[Given entries]
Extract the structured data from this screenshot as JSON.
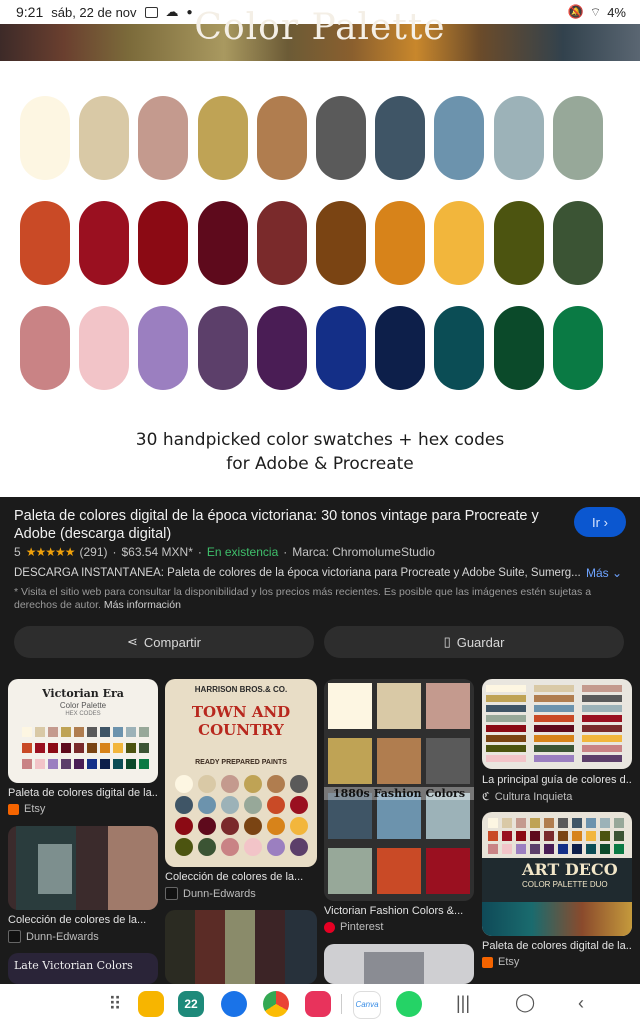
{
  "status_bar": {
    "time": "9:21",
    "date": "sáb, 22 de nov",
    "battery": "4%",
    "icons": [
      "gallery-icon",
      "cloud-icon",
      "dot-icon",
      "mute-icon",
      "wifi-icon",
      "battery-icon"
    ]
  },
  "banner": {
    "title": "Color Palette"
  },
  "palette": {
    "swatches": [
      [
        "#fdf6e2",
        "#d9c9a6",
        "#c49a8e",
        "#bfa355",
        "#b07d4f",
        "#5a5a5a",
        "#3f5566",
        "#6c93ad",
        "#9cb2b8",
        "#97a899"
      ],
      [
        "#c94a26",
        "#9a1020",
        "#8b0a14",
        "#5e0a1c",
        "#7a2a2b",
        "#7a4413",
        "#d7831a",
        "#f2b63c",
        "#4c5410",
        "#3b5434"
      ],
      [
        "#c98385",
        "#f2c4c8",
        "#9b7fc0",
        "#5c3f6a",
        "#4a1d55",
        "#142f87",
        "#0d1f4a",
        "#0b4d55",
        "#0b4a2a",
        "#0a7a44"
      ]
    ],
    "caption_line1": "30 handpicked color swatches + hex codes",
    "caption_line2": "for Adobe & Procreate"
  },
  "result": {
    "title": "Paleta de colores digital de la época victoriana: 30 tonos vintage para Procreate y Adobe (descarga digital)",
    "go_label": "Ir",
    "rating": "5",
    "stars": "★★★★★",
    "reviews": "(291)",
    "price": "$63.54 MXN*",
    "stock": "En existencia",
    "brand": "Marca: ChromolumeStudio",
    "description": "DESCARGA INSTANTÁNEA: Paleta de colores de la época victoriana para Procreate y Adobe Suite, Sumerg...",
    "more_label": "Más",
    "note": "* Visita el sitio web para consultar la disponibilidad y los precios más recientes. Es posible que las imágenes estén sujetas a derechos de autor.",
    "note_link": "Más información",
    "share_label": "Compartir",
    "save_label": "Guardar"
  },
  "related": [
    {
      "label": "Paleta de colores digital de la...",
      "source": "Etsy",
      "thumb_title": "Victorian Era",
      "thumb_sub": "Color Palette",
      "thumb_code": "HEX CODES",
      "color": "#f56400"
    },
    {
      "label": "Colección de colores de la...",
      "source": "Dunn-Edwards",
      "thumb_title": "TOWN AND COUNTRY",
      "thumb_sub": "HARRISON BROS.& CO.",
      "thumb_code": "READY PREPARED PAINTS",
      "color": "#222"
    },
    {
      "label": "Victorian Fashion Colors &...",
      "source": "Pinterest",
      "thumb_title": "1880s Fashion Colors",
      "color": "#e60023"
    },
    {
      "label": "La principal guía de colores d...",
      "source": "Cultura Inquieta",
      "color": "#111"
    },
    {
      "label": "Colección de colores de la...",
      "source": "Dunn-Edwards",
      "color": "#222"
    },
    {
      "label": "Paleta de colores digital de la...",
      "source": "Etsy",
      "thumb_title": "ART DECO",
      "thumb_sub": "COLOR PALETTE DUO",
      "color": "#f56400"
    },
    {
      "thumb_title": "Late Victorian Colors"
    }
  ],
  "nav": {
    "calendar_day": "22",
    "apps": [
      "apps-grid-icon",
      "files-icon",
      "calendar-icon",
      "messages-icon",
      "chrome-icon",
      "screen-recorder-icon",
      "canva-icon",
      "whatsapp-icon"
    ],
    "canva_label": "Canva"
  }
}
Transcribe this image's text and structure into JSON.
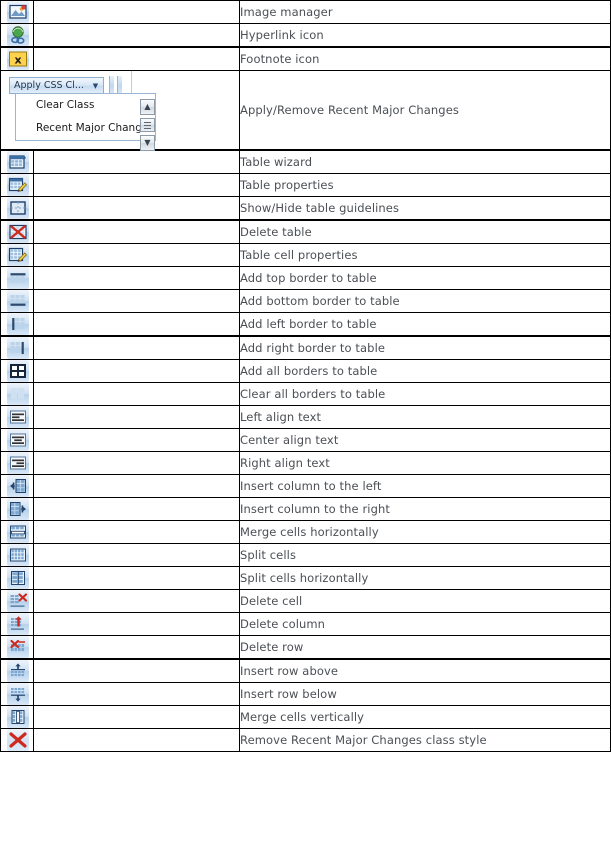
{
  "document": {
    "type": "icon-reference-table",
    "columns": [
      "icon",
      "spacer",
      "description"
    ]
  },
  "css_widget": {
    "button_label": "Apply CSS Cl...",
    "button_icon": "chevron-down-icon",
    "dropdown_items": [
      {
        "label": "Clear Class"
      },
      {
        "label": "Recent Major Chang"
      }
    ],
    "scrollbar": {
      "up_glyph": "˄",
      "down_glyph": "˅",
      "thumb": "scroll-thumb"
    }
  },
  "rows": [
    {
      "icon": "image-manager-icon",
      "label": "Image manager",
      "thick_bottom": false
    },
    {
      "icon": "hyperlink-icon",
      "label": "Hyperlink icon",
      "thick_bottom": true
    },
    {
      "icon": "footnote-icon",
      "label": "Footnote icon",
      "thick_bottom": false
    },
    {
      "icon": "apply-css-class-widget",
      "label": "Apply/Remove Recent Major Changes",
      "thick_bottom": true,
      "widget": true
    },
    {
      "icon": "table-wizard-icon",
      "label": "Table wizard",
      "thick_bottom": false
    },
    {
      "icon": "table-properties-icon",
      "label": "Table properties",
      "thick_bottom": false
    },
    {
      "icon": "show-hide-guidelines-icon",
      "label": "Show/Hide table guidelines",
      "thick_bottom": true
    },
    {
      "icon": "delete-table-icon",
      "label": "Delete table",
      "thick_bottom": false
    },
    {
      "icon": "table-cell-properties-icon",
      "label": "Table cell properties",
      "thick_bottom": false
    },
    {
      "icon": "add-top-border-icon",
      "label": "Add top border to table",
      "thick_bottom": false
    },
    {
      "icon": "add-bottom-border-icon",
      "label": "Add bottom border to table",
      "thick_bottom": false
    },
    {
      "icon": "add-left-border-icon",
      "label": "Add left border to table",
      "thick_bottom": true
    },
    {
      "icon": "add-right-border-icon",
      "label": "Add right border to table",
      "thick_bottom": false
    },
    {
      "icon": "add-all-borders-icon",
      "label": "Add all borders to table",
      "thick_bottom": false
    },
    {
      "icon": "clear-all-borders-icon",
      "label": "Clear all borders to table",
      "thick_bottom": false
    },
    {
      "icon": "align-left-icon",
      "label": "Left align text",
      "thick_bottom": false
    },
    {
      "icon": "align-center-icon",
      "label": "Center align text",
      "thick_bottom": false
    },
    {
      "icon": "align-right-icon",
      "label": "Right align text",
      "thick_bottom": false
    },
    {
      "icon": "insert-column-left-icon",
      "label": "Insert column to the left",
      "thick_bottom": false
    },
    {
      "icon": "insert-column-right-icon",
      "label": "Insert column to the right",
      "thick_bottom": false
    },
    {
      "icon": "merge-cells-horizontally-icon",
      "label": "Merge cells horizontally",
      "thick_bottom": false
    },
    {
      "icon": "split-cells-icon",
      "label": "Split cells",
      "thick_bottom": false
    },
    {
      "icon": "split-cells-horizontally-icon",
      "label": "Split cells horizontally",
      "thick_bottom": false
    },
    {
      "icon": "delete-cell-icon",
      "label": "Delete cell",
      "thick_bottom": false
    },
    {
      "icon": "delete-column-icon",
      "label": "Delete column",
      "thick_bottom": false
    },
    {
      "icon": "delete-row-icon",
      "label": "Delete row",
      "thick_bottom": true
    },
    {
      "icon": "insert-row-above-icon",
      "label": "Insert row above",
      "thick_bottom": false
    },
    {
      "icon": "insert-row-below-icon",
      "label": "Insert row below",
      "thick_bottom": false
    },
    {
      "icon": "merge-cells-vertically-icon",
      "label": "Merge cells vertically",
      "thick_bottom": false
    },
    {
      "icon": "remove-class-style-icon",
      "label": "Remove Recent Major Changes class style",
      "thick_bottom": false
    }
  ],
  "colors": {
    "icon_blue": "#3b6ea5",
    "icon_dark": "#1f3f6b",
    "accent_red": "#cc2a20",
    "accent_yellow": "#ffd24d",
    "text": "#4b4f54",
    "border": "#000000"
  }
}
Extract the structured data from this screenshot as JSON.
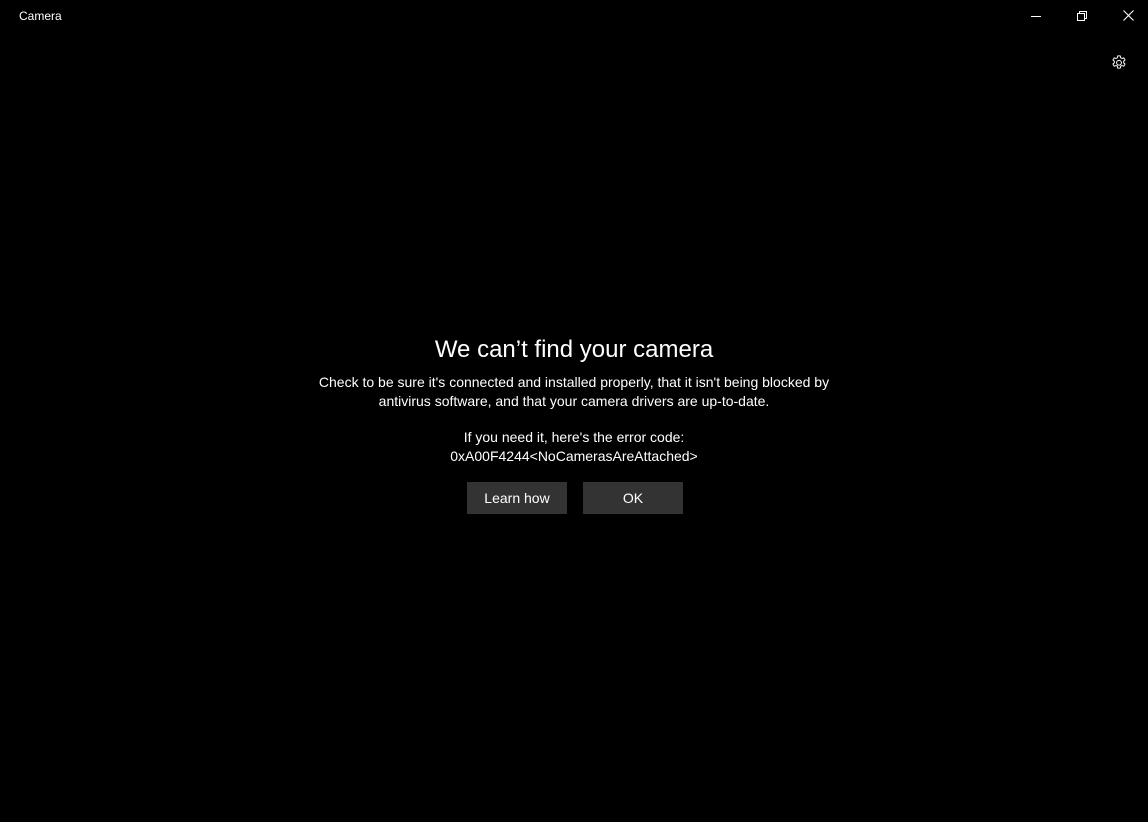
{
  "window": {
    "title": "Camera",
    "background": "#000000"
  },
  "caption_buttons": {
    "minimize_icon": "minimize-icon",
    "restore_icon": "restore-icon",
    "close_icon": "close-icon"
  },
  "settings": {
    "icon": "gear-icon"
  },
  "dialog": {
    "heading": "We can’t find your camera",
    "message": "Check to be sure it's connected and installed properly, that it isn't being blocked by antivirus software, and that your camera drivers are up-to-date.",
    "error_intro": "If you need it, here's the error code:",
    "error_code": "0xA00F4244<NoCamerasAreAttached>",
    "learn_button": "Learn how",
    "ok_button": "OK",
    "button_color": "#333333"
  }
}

[Required action]
Find the word "horizontally" in the entries, and copy every line it shows up in.

[Answer below]
      "icon": "merge-cells-horizontally-icon",
      "label": "Merge cells horizontally",
      "icon": "split-cells-horizontally-icon",
      "label": "Split cells horizontally",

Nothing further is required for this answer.